**PROVIDED INFORMATION**

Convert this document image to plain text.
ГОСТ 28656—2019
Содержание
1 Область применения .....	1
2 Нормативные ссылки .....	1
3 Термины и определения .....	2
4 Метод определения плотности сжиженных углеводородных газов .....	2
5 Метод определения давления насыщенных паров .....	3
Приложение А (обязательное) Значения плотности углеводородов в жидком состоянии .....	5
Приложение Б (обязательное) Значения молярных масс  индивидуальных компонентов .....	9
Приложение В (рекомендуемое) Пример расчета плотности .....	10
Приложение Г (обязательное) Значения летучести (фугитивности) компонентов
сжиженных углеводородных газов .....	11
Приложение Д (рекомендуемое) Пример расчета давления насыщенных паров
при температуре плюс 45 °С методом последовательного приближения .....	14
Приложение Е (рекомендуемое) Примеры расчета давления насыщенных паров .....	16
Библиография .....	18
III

**WRITTEN REQUEST**
Restate the whole of the material exactly.

**REPLY**
Convert this document image to plain text.
ГОСТ 28656—2019
Содержание
1 Область применения .....	1
2 Нормативные ссылки .....	1
3 Термины и определения .....	2
4 Метод определения плотности сжиженных углеводородных газов .....	2
5 Метод определения давления насыщенных паров .....	3
Приложение А (обязательное) Значения плотности углеводородов в жидком состоянии .....	5
Приложение Б (обязательное) Значения молярных масс  индивидуальных компонентов .....	9
Приложение В (рекомендуемое) Пример расчета плотности .....	10
Приложение Г (обязательное) Значения летучести (фугитивности) компонентов
сжиженных углеводородных газов .....	11
Приложение Д (рекомендуемое) Пример расчета давления насыщенных паров
при температуре плюс 45 °С методом последовательного приближения .....	14
Приложение Е (рекомендуемое) Примеры расчета давления насыщенных паров .....	16
Библиография .....	18
III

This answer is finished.